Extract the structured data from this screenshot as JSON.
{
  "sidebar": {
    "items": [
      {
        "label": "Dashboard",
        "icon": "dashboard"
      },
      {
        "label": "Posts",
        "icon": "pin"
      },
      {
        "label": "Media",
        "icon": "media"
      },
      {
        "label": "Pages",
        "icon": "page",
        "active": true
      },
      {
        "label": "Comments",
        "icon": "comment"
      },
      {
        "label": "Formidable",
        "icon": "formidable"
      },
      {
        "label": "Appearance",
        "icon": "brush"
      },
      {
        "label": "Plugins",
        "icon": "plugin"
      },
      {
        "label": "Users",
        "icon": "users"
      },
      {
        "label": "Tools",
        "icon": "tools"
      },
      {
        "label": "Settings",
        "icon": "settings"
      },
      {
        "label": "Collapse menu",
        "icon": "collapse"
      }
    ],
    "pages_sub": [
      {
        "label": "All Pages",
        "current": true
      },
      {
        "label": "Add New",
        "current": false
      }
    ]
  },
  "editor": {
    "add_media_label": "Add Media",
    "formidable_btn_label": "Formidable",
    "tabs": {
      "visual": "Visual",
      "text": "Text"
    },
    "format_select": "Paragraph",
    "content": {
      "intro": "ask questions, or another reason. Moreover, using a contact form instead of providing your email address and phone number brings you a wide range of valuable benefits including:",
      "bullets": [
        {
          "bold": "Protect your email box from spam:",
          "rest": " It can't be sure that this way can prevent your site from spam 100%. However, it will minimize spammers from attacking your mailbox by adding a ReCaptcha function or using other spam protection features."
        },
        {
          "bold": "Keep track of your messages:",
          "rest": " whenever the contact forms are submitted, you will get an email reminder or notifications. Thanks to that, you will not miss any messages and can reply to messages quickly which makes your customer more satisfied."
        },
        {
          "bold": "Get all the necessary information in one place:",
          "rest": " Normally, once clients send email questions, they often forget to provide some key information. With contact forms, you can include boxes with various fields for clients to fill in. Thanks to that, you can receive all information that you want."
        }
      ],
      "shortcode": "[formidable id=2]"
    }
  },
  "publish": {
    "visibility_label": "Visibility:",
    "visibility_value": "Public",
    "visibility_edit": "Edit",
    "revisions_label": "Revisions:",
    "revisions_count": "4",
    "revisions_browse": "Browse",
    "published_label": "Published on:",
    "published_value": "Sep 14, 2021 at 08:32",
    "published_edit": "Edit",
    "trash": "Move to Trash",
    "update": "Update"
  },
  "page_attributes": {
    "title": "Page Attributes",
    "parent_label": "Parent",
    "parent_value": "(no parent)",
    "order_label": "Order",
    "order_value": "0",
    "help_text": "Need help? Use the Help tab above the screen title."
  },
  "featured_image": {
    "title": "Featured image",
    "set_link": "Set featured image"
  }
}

_ _ _ _

- _Exercise directions_
Report each line of the material above where the word "information" appears.

- _Final answer_
          "bold": "Get all the necessary information in one place:",
          "rest": " Normally, once clients send email questions, they often forget to provide some key information. With contact forms, you can include boxes with various fields for clients to fill in. Thanks to that, you can receive all information that you want."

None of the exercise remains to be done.